» **PROBLEM DETAILS**
Output the material beneath exactly, leaving nothing out.

╔══

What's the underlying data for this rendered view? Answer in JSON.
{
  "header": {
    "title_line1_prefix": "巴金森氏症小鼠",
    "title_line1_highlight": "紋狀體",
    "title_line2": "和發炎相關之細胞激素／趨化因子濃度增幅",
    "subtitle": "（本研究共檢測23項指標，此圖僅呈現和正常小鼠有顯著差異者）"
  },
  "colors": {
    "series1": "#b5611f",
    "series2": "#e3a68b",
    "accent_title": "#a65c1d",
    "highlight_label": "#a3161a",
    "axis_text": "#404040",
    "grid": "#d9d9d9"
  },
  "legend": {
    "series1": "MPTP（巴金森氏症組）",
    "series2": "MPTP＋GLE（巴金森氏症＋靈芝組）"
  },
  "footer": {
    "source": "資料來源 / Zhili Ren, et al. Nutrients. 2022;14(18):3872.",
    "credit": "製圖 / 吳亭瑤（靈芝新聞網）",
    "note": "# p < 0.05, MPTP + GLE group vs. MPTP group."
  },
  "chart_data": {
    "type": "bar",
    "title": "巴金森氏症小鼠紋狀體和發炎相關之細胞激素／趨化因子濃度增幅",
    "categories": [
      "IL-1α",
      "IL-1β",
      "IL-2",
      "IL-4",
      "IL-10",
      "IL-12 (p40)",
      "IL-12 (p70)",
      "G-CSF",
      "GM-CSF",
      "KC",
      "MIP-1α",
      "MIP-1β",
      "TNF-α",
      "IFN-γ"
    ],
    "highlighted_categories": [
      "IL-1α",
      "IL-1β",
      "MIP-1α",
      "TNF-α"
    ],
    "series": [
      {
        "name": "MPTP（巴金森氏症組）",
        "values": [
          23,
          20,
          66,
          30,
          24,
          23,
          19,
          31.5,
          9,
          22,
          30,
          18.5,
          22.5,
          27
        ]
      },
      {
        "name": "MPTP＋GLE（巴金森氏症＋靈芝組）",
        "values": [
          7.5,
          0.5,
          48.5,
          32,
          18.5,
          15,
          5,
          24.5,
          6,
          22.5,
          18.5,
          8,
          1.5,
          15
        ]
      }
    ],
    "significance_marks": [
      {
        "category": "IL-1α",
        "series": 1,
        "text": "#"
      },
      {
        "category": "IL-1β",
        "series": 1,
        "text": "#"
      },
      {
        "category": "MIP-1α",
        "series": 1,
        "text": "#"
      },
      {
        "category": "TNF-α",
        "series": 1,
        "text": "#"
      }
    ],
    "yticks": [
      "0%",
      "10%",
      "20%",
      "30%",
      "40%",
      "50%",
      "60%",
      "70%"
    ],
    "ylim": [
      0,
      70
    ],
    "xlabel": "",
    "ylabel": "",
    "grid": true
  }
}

╚══

» **WRITTEN RESPONSE**
What's the underlying data for this rendered view? Answer in JSON.
{
  "header": {
    "title_line1_prefix": "巴金森氏症小鼠",
    "title_line1_highlight": "紋狀體",
    "title_line2": "和發炎相關之細胞激素／趨化因子濃度增幅",
    "subtitle": "（本研究共檢測23項指標，此圖僅呈現和正常小鼠有顯著差異者）"
  },
  "colors": {
    "series1": "#b5611f",
    "series2": "#e3a68b",
    "accent_title": "#a65c1d",
    "highlight_label": "#a3161a",
    "axis_text": "#404040",
    "grid": "#d9d9d9"
  },
  "legend": {
    "series1": "MPTP（巴金森氏症組）",
    "series2": "MPTP＋GLE（巴金森氏症＋靈芝組）"
  },
  "footer": {
    "source": "資料來源 / Zhili Ren, et al. Nutrients. 2022;14(18):3872.",
    "credit": "製圖 / 吳亭瑤（靈芝新聞網）",
    "note": "# p < 0.05, MPTP + GLE group vs. MPTP group."
  },
  "chart_data": {
    "type": "bar",
    "title": "巴金森氏症小鼠紋狀體和發炎相關之細胞激素／趨化因子濃度增幅",
    "categories": [
      "IL-1α",
      "IL-1β",
      "IL-2",
      "IL-4",
      "IL-10",
      "IL-12 (p40)",
      "IL-12 (p70)",
      "G-CSF",
      "GM-CSF",
      "KC",
      "MIP-1α",
      "MIP-1β",
      "TNF-α",
      "IFN-γ"
    ],
    "highlighted_categories": [
      "IL-1α",
      "IL-1β",
      "MIP-1α",
      "TNF-α"
    ],
    "series": [
      {
        "name": "MPTP（巴金森氏症組）",
        "values": [
          23,
          20,
          66,
          30,
          24,
          23,
          19,
          31.5,
          9,
          22,
          30,
          18.5,
          22.5,
          27
        ]
      },
      {
        "name": "MPTP＋GLE（巴金森氏症＋靈芝組）",
        "values": [
          7.5,
          0.5,
          48.5,
          32,
          18.5,
          15,
          5,
          24.5,
          6,
          22.5,
          18.5,
          8,
          1.5,
          15
        ]
      }
    ],
    "significance_marks": [
      {
        "category": "IL-1α",
        "series": 1,
        "text": "#"
      },
      {
        "category": "IL-1β",
        "series": 1,
        "text": "#"
      },
      {
        "category": "MIP-1α",
        "series": 1,
        "text": "#"
      },
      {
        "category": "TNF-α",
        "series": 1,
        "text": "#"
      }
    ],
    "yticks": [
      "0%",
      "10%",
      "20%",
      "30%",
      "40%",
      "50%",
      "60%",
      "70%"
    ],
    "ylim": [
      0,
      70
    ],
    "xlabel": "",
    "ylabel": "",
    "grid": true
  }
}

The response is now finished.